(TASK TO COMPLETE): Where a line holds the string "screenshot", return that line.

+++

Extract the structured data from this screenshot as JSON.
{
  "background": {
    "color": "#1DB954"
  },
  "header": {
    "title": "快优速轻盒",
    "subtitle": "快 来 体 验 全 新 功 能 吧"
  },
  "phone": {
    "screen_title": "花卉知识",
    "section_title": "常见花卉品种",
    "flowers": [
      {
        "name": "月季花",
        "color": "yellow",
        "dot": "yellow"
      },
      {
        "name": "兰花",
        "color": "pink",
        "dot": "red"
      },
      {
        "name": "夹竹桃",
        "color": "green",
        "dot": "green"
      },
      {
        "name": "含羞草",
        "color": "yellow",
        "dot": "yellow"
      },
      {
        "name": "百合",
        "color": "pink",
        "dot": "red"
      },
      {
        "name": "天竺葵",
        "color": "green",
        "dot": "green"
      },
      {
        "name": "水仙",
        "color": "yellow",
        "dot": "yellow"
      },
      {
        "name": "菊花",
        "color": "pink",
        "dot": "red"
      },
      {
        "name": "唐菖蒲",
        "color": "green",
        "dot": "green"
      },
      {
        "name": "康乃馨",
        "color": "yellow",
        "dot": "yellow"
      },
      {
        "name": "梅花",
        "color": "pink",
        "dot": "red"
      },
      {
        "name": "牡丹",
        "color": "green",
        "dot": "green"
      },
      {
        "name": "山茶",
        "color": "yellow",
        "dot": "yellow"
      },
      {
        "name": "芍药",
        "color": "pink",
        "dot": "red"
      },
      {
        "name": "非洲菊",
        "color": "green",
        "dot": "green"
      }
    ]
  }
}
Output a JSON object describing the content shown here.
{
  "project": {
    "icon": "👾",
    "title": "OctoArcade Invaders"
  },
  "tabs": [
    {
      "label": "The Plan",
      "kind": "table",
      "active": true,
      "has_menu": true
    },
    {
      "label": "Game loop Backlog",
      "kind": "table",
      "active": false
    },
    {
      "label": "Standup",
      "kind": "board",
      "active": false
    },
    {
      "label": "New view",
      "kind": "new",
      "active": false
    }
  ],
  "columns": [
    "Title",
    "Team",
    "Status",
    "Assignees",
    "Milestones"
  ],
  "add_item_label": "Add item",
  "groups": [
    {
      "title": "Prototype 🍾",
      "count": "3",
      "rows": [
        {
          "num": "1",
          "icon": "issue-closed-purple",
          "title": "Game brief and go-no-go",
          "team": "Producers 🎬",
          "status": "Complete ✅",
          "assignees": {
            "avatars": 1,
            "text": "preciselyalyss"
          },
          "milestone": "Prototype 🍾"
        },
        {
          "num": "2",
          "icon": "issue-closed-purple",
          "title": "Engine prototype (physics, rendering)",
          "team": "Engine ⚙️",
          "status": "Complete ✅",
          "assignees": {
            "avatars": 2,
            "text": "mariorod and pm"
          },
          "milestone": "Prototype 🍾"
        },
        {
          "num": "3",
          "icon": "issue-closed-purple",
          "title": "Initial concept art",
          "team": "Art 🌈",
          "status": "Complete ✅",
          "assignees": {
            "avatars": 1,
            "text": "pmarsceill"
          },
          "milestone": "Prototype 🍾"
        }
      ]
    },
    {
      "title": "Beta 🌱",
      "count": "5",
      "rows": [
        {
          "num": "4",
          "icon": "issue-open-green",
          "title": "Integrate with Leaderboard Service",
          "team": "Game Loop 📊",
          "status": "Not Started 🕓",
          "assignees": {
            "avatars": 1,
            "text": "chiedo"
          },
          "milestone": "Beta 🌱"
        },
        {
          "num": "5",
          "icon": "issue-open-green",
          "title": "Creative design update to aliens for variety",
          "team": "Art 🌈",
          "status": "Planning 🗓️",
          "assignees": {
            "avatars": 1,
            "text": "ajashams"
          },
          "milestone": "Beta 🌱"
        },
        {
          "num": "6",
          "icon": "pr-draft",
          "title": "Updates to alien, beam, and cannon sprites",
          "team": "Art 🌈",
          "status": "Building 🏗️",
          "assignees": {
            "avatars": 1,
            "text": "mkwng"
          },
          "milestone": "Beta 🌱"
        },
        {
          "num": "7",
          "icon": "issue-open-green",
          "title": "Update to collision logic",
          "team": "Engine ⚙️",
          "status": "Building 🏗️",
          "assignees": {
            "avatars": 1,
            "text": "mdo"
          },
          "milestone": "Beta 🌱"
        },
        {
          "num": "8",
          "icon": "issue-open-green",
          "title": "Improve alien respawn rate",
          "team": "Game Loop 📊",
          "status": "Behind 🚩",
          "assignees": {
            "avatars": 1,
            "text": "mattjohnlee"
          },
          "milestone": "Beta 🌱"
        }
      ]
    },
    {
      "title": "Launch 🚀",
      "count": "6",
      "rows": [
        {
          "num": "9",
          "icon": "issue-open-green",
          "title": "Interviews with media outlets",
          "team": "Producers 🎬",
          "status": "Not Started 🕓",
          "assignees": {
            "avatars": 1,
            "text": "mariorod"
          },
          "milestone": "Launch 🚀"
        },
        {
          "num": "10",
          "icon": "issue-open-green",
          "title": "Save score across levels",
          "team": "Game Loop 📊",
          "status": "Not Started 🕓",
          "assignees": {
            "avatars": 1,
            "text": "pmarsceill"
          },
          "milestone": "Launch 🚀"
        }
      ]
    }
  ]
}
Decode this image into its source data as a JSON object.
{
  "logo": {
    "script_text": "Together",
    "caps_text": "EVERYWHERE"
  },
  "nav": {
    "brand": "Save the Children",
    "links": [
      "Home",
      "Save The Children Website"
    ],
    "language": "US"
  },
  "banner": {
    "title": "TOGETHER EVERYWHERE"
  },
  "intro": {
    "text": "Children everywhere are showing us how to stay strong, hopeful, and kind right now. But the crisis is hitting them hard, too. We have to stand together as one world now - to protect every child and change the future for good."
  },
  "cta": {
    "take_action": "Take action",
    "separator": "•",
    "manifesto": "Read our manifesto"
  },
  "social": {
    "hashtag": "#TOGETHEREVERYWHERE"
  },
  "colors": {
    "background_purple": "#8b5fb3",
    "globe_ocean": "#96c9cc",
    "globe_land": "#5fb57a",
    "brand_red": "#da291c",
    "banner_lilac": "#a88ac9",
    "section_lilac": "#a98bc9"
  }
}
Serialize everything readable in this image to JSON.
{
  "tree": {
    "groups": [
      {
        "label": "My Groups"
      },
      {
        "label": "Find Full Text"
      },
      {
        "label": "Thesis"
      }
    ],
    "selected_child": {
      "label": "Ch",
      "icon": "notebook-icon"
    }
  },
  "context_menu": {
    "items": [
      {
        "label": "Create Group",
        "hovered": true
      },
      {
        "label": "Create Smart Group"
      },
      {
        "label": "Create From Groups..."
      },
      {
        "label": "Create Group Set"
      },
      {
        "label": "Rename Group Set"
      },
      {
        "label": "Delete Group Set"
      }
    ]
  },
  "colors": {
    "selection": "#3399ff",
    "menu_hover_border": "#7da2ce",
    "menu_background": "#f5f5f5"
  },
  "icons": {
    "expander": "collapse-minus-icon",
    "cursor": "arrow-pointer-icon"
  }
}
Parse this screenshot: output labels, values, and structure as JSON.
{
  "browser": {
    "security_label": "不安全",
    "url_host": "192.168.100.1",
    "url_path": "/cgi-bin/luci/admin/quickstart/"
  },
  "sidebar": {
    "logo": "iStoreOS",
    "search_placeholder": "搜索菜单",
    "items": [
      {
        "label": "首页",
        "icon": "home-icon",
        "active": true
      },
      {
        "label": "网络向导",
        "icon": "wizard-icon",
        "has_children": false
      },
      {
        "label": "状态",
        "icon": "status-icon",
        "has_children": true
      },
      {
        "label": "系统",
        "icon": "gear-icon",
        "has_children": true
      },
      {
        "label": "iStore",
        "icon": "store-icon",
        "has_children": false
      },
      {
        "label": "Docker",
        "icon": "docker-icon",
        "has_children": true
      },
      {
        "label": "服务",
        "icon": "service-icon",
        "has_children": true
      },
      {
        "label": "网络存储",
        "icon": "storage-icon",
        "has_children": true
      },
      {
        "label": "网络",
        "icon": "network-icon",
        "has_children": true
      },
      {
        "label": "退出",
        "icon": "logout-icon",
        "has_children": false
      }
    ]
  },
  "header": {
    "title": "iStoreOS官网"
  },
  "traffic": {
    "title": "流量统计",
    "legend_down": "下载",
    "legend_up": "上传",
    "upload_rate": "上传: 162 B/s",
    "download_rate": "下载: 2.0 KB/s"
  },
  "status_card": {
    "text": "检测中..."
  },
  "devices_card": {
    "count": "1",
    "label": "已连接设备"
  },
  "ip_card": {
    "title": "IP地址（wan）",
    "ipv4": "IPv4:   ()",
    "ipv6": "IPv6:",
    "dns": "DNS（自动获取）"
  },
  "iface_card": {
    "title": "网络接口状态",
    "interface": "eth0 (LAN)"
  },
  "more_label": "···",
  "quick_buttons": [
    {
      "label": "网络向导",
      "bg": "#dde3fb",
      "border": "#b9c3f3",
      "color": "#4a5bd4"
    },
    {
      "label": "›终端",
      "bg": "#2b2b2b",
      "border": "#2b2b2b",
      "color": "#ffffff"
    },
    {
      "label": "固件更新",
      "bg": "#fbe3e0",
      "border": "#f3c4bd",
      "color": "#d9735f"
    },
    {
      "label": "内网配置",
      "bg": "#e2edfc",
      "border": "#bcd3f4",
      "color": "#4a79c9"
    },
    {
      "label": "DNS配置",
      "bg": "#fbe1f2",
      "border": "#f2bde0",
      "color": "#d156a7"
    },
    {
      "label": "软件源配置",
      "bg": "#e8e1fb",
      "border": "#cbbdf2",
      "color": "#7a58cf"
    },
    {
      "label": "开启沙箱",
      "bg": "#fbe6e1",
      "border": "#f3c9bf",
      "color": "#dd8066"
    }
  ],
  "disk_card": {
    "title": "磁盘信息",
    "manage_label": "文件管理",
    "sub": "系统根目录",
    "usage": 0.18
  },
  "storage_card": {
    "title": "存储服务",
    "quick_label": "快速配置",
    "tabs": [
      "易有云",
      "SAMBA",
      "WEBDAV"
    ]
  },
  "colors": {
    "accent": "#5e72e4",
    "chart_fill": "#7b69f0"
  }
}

+++

(FINISHED TASK):
Extract the structured data from this screenshot as JSON.
Parse this screenshot: output labels, values, and structure as JSON.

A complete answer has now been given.